Work instructions: From the data that follows, report how many lines hold the string "瓜菜园中受熬煎", giving only the number.

Data for this exercise:
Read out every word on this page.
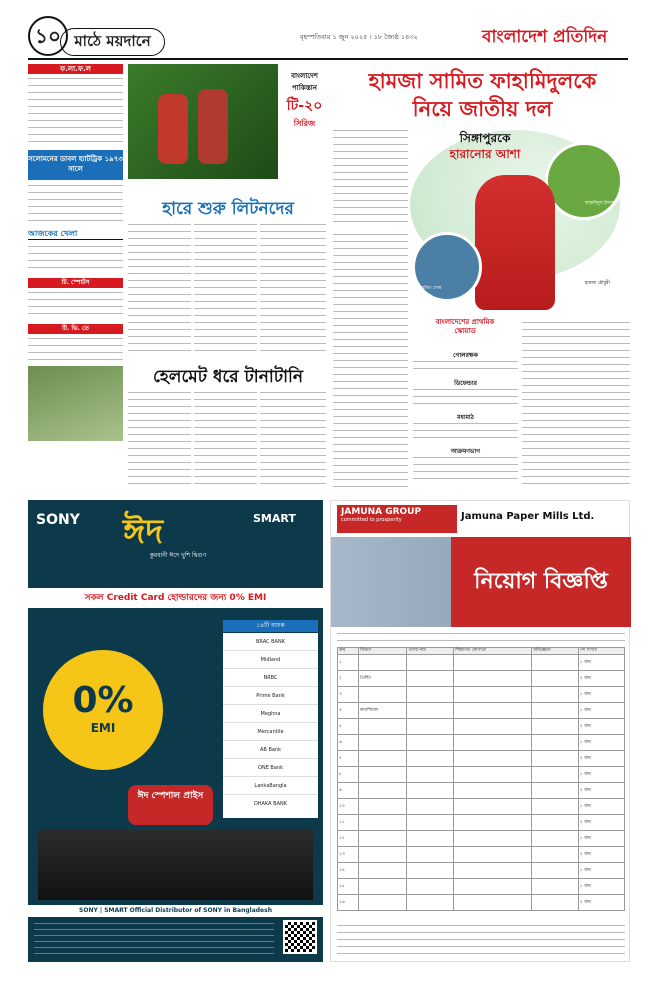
১০ মাঠে ময়দানে	বৃহস্পতিবার ১ জুন ২০২৫ । ১৮ জ্যৈষ্ঠ ১৪৩২	বাংলাদেশ প্রতিদিন
ফ.লা.ফ.ল
সলোমনের ডাবল হ্যাটট্রিক ১৯৭৩ সালে
আজকের খেলা
টি. স্পোর্টস
টি. ভি. তে
বাংলাদেশ
পাকিস্তান
টি-২০
সিরিজ
হারে শুরু লিটনদের
হেলমেট ধরে টানাটানি
হামজা সামিত ফাহামিদুলকে
নিয়ে জাতীয় দল
সিঙ্গাপুরকে
হারানোর আশা
ফাহামিদুল ইসলাম
সামিত সোম
হামজা চৌধুরী
বাংলাদেশের প্রাথমিক স্কোয়াড
গোলরক্ষক
ডিফেন্ডার
মধ্যমাঠ
আক্রমণভাগ
SONY	SMART
ঈদ
কুরবানী ঈদে খুশি দ্বিগুণ
সকল Credit Card হোল্ডারদের জন্য 0% EMI
0%
EMI
১৪টি ব্যাংক
BRAC BANK
Midland
NRBC
Prime Bank
Meghna
Mercantile
AB Bank
ONE Bank
LankaBangla
DHAKA BANK
ঈদ স্পেশাল প্রাইস
SONY | SMART Official Distributor of SONY in Bangladesh
JAMUNA GROUP
committed to prosperity	Jamuna Paper Mills Ltd.
নিয়োগ বিজ্ঞপ্তি
ক্রম	বিভাগ	পদের নাম	শিক্ষাগত যোগ্যতা	অভিজ্ঞতা	পদ সংখ্যা
১					১ জন
২	প্রিন্টিং				২ জন
৩					১ জন
৪	কমার্শিয়াল				১ জন
৫					২ জন
৬					১ জন
৭					২ জন
৮					১ জন
৯					২ জন
১০					১ জন
১১					২ জন
১২					১ জন
১৩					২ জন
১৪					১ জন
১৫					১ জন
১৬					২ জন
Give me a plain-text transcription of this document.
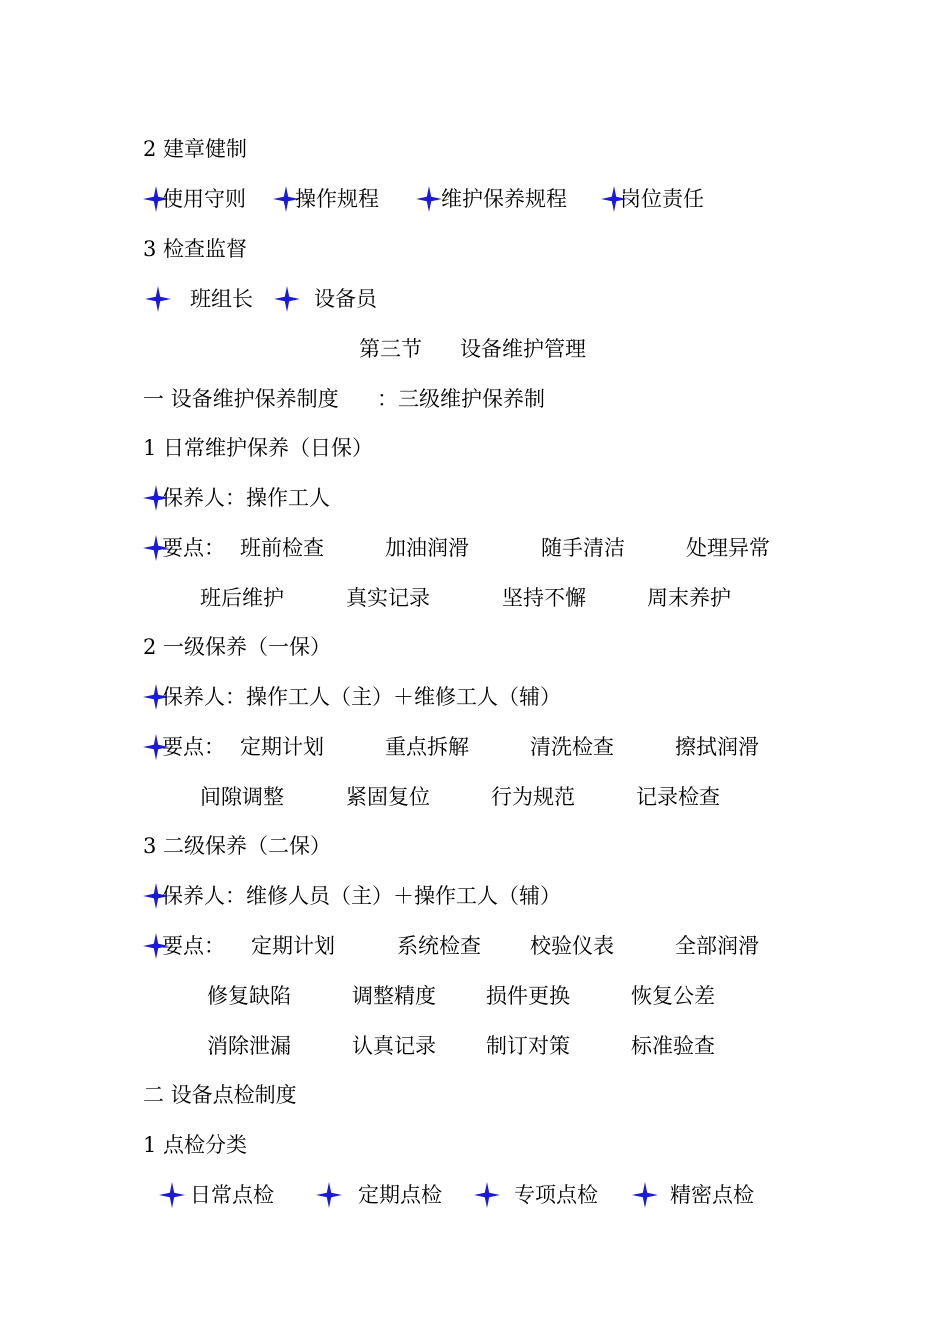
2 建章健制
使用守则 操作规程	维护保养规程	岗位责任
3 检查监督
班组长	设备员
第三节 设备维护管理
一 设备维护保养制度 ：三级维护保养制
1 日常维护保养（日保）
保养人：操作工人
要点： 班前检查	加油润滑	随手清洁	处理异常
班后维护	真实记录	坚持不懈	周末养护
2 一级保养（一保）
保养人：操作工人（主）＋维修工人（辅）
要点： 定期计划	重点拆解	清洗检查	擦拭润滑
间隙调整	紧固复位	行为规范	记录检查
3 二级保养（二保）
保养人：维修人员（主）＋操作工人（辅）
要点： 定期计划	系统检查 校验仪表	全部润滑
修复缺陷	调整精度 损件更换	恢复公差
消除泄漏	认真记录 制订对策	标准验查
二 设备点检制度
1 点检分类
日常点检	定期点检	专项点检	精密点检
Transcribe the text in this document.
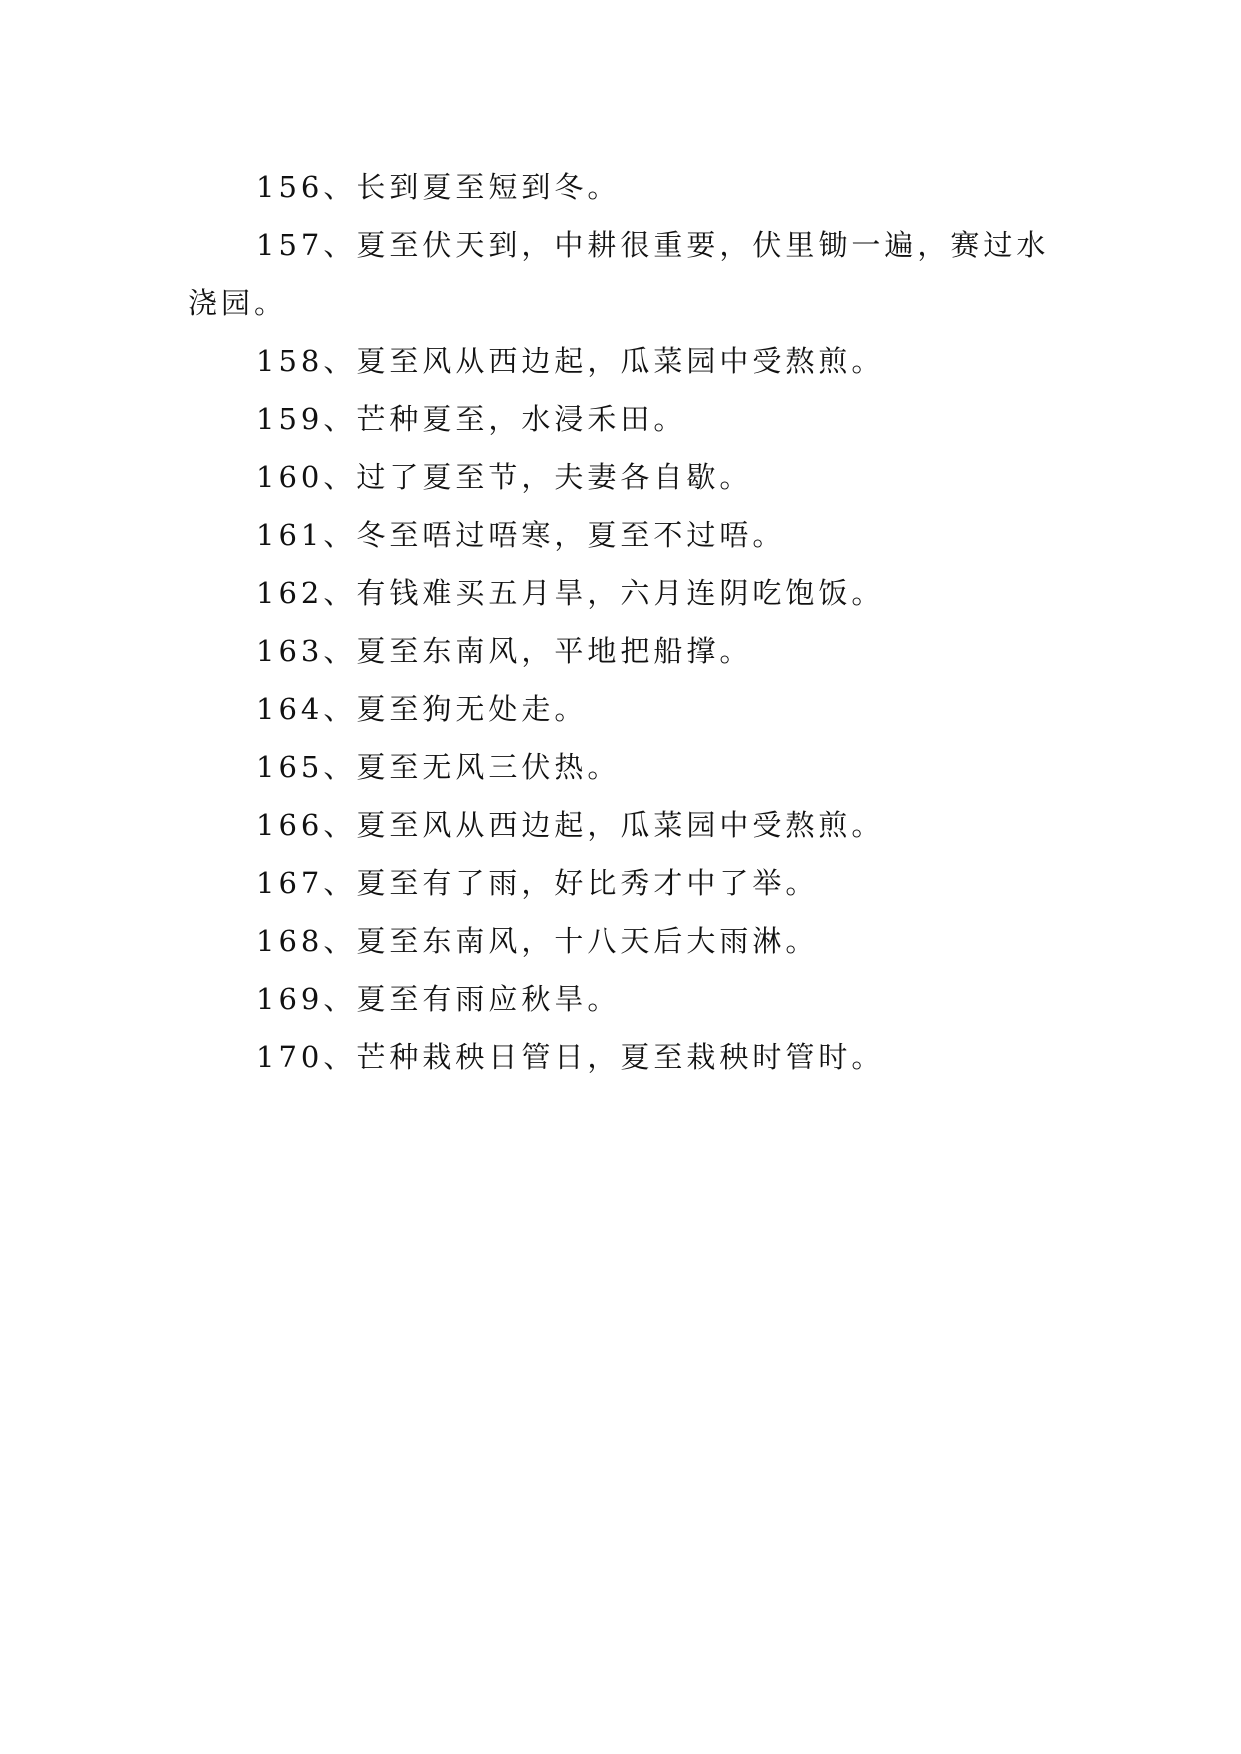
156、长到夏至短到冬。

157、夏至伏天到，中耕很重要，伏里锄一遍，赛过水浇园。

158、夏至风从西边起，瓜菜园中受熬煎。

159、芒种夏至，水浸禾田。

160、过了夏至节，夫妻各自歇。

161、冬至唔过唔寒，夏至不过唔。

162、有钱难买五月旱，六月连阴吃饱饭。

163、夏至东南风，平地把船撑。

164、夏至狗无处走。

165、夏至无风三伏热。

166、夏至风从西边起，瓜菜园中受熬煎。

167、夏至有了雨，好比秀才中了举。

168、夏至东南风，十八天后大雨淋。

169、夏至有雨应秋旱。

170、芒种栽秧日管日，夏至栽秧时管时。
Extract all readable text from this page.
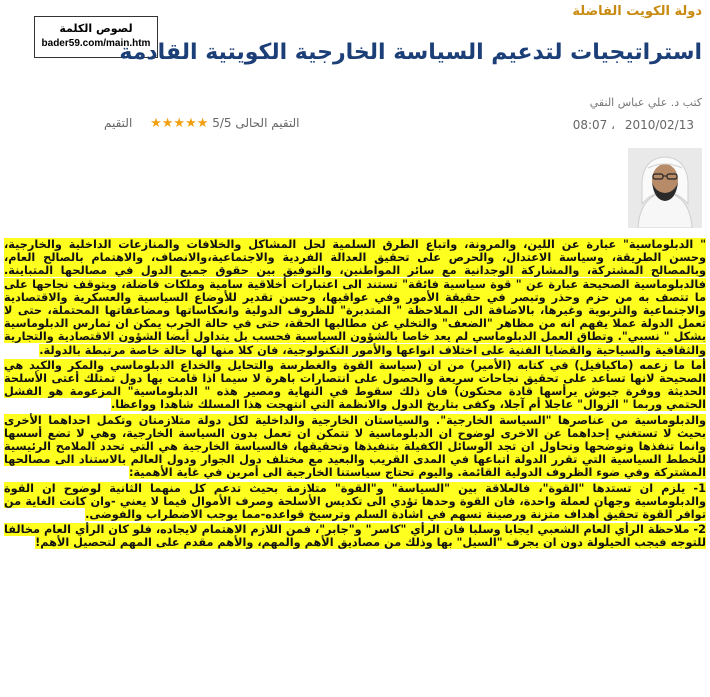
دولة الكويت الفاضلة
لصوص الكلمة
bader59.com/main.htm
استراتيجيات لتدعيم السياسة الخارجية الكويتية القادمة
كتب د. علي عباس النقي
2010/02/13
08:07 ،
التقيم الحالى 5/5 ★★★★★ التقيم

" الدبلوماسية" عبارة عن اللين، والمرونة، واتباع الطرق السلمية لحل المشاكل والخلافات والمنازعات الداخلية والخارجية، وحسن الطريقة، وسياسة الاعتدال، والحرص على تحقيق العدالة الفردية والاجتماعية،والانصاف، والاهتمام بالصالح العام، وبالمصالح المشتركة، والمشاركة الوجدانية مع سائر المواطنين، والتوفيق بين حقوق جميع الدول في مصالحها المتباينة. فالدبلوماسية الصحيحة عبارة عن " قوة سياسية فائقة" تستند الى اعتبارات أخلاقية سامية وملكات فاضلة، ويتوقف نجاحها على ما تتصف به من حزم وحذر وتبصر في حقيقة الأمور وفي عواقبها، وحسن تقدير للأوضاع السياسية والعسكرية والاقتصادية والاجتماعية والتربوية وغيرها، بالاضافة الى الملاحظة " المتدبرة" للظروف الدولية وانعكاساتها ومضاعفاتها المحتملة، حتى لا تعمل الدولة عملا يفهم انه من مظاهر "الضعف" والتخلي عن مطالبها الحقة، حتى في حالة الحرب يمكن ان تمارس الدبلوماسية بشكل " نسبي". وتطاق العمل الدبلوماسي لم يعد خاصا بالشؤون السياسية فحسب بل يتداول أيضا الشؤون الاقتصادية والتجارية والثقافية والسياحية والقضايا الفنية على اختلاف انواعها والأمور التكنولوجية، فان كلا منها لها حالة خاصة مرتبطة بالدولة.

أما ما زعمه (ماكيافيل) في كتابه (الأمير) من ان (سياسة القوة والغطرسة والتحايل والخداع الدبلوماسي والمكر والكيد هي الصحيحة لانها تساعد على تحقيق نجاحات سريعة والحصول على انتصارات باهرة لا سيما اذا قامت بها دول تمتلك أعتى الأسلحة الحديثة ووفرة جيوش يرأسها قادة محنكون) فان ذلك سقوط في النهاية ومصير هذه " الدبلوماسية" المزعومة هو الفشل الحتمي وربما " الزوال" عاجلا أم آجلا، وكفى بتاريخ الدول والانظمة التي انتهجت هذا المسلك شاهدا وواعظا.

والدبلوماسية من عناصرها "السياسة الخارجية". والسياستان الخارجية والداخلية لكل دولة متلازمتان وتكمل احداهما الأخرى بحيث لا تستغني إحداهما عن الاخرى لوضوح ان الدبلوماسية لا تتمكن ان تعمل بدون السياسة الخارجية، وهي لا تضع أسسها وانما تنفذها وتوضحها وتحاول ان تجد الوسائل الكفيلة بتنفيذها وتحقيقها، فالسياسة الخارجية هي التي تحدد الملامح الرئيسية للخطط السياسية التي تقرر الدولة اتباعها في المدى القريب والبعيد مع مختلف دول الجوار ودول العالم بالاستناد الى مصالحها المشتركة وفي ضوء الظروف الدولية القائمة. واليوم تحتاج سياستنا الخارجية الى أمرين في غاية الأهمية:

1- يلزم ان تستدها "القوة"، فالعلاقة بين "السياسة" و"القوة" متلازمة بحيث تدعم كل منهما الثانية لوضوح ان القوة والدبلوماسية وجهان لعملة واحدة، فان القوة وحدها تؤدي الى تكديس الأسلحة وصرف الأموال فيما لا يعني -وان كانت الغاية من توافر القوة تحقيق أهداف متزنة ورصينة تسهم في اشادة السلم وترسيخ قواعده-مما يوجب الاضطراب والفوضى.

2- ملاحظة الرأي العام الشعبي ايجابا وسلبا فان الرأي "كاسر" و"جابر"، فمن اللازم الاهتمام لايجاده، فلو كان الرأي العام مخالفا للتوجه فيجب الحيلولة دون ان يجرف "السيل" بها وذلك من مصاديق الأهم والمهم، والأهم مقدم على المهم لتحصيل الأهم!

The solution: 2